TO DO: Reproduce only the lines that run from the line with "What does this" to the last line of the material, both ends included, exactly as they appear.

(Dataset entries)
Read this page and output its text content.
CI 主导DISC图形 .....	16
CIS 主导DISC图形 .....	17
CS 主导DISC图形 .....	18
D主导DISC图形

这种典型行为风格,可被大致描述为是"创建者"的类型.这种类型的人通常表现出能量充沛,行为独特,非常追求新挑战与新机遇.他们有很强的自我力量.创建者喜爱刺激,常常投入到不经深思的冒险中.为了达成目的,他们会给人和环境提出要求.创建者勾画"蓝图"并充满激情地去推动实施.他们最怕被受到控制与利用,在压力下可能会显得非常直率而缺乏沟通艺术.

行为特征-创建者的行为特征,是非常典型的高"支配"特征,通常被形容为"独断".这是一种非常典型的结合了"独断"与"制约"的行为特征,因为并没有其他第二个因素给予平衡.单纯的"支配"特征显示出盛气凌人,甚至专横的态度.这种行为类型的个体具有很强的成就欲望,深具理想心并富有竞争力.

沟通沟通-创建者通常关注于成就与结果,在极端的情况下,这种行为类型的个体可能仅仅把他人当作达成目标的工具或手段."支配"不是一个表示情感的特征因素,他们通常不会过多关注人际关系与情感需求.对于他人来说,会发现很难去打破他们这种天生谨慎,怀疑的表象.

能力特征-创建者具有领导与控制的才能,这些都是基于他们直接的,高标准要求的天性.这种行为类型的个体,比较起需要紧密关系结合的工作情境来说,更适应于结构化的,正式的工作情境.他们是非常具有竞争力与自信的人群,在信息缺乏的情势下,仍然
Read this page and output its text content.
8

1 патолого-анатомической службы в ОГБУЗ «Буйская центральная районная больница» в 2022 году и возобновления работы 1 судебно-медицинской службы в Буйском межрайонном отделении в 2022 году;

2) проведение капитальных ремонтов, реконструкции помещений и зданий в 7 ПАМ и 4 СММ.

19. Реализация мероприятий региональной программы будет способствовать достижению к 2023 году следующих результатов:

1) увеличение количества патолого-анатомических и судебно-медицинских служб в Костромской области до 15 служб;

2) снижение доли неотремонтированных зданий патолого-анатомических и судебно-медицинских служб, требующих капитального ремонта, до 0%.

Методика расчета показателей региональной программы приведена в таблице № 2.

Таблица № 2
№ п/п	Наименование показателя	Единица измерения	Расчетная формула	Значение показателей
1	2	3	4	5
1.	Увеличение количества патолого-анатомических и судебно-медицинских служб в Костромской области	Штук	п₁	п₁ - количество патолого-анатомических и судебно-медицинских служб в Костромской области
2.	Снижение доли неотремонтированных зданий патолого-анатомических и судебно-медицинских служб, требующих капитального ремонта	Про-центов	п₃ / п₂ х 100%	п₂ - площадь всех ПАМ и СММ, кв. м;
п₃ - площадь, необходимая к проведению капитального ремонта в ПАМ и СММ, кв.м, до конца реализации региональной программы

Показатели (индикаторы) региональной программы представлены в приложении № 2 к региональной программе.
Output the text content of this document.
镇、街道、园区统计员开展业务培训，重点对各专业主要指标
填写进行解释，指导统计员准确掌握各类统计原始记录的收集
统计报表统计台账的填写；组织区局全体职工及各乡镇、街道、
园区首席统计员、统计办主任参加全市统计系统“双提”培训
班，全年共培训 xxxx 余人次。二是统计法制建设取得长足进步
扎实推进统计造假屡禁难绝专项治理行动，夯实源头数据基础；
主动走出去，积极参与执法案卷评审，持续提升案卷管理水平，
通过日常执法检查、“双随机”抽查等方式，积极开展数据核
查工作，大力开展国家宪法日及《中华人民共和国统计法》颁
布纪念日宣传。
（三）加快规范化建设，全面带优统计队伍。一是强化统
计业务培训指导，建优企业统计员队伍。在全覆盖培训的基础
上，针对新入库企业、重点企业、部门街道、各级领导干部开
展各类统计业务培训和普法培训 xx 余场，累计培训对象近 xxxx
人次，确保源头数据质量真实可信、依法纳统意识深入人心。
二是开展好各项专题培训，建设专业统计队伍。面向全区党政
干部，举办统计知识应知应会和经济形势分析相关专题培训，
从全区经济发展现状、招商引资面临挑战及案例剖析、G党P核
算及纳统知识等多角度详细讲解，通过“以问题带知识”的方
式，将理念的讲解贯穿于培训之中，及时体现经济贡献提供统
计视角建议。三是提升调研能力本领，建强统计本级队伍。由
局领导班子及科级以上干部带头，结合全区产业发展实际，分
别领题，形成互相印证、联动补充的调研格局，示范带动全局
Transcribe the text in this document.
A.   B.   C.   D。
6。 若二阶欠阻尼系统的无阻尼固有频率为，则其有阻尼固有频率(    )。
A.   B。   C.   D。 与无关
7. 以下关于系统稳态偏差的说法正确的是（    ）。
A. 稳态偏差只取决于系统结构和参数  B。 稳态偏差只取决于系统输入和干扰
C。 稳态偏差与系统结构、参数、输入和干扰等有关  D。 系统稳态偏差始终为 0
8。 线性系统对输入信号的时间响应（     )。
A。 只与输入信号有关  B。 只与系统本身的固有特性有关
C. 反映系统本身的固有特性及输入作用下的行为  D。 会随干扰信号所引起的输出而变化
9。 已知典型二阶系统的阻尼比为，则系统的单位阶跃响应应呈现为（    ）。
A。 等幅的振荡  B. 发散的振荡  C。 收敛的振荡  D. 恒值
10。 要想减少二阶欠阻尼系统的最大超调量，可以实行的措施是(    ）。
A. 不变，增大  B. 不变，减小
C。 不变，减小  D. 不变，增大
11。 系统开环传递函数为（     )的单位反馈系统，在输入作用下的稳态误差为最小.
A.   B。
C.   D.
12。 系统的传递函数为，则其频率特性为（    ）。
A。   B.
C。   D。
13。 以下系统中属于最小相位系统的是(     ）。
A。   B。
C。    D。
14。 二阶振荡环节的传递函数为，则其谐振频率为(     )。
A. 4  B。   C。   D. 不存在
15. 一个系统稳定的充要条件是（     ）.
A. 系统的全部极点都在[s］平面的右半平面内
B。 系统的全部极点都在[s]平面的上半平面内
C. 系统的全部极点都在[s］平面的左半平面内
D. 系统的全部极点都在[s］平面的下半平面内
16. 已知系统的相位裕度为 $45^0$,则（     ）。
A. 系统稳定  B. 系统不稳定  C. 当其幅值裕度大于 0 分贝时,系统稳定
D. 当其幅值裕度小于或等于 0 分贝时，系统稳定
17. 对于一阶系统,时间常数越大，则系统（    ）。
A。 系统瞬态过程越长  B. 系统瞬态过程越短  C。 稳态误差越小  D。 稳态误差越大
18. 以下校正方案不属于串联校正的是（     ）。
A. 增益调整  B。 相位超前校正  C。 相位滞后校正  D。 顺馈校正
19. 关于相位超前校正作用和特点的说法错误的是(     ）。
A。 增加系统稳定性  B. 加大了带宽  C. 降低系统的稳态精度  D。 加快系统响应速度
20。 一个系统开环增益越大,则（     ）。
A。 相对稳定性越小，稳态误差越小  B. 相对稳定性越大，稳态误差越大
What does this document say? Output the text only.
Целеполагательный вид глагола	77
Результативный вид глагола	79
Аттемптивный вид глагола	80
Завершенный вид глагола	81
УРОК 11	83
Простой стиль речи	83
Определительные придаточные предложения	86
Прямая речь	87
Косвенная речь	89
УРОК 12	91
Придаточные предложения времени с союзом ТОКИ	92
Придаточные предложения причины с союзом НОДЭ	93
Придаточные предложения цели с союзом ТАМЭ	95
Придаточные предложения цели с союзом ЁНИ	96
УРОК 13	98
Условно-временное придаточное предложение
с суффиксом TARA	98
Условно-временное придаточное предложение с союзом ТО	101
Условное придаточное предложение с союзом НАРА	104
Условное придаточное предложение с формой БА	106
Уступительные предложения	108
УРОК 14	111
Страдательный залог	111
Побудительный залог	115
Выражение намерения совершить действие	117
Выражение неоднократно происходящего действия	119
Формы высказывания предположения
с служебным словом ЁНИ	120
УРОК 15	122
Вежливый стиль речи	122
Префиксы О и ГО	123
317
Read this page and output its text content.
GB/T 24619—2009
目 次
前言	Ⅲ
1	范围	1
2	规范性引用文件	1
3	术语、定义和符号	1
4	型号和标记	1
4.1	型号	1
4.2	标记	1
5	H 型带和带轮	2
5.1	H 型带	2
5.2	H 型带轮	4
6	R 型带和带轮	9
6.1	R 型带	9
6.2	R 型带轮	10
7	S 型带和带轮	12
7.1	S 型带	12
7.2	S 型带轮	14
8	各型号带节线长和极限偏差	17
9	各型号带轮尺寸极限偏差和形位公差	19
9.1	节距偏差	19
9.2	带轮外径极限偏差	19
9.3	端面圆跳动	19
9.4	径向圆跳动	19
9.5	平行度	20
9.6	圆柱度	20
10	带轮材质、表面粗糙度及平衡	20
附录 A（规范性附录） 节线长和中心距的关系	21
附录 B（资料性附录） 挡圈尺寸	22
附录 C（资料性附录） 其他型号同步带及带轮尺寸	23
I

FINAL RESULT:
What does this document say? Output the text only.
Целеполагательный вид глагола	77
Результативный вид глагола	79
Аттемптивный вид глагола	80
Завершенный вид глагола	81
УРОК 11	83
Простой стиль речи	83
Определительные придаточные предложения	86
Прямая речь	87
Косвенная речь	89
УРОК 12	91
Придаточные предложения времени с союзом ТОКИ	92
Придаточные предложения причины с союзом НОДЭ	93
Придаточные предложения цели с союзом ТАМЭ	95
Придаточные предложения цели с союзом ЁНИ	96
УРОК 13	98
Условно-временное придаточное предложение
с суффиксом TARA	98
Условно-временное придаточное предложение с союзом ТО	101
Условное придаточное предложение с союзом НАРА	104
Условное придаточное предложение с формой БА	106
Уступительные предложения	108
УРОК 14	111
Страдательный залог	111
Побудительный залог	115
Выражение намерения совершить действие	117
Выражение неоднократно происходящего действия	119
Формы высказывания предположения
с служебным словом ЁНИ	120
УРОК 15	122
Вежливый стиль речи	122
Префиксы О и ГО	123
317
Read this page and output its text content.
GB/T 24619—2009
目 次
前言	Ⅲ
1	范围	1
2	规范性引用文件	1
3	术语、定义和符号	1
4	型号和标记	1
4.1	型号	1
4.2	标记	1
5	H 型带和带轮	2
5.1	H 型带	2
5.2	H 型带轮	4
6	R 型带和带轮	9
6.1	R 型带	9
6.2	R 型带轮	10
7	S 型带和带轮	12
7.1	S 型带	12
7.2	S 型带轮	14
8	各型号带节线长和极限偏差	17
9	各型号带轮尺寸极限偏差和形位公差	19
9.1	节距偏差	19
9.2	带轮外径极限偏差	19
9.3	端面圆跳动	19
9.4	径向圆跳动	19
9.5	平行度	20
9.6	圆柱度	20
10	带轮材质、表面粗糙度及平衡	20
附录 A（规范性附录） 节线长和中心距的关系	21
附录 B（资料性附录） 挡圈尺寸	22
附录 C（资料性附录） 其他型号同步带及带轮尺寸	23
I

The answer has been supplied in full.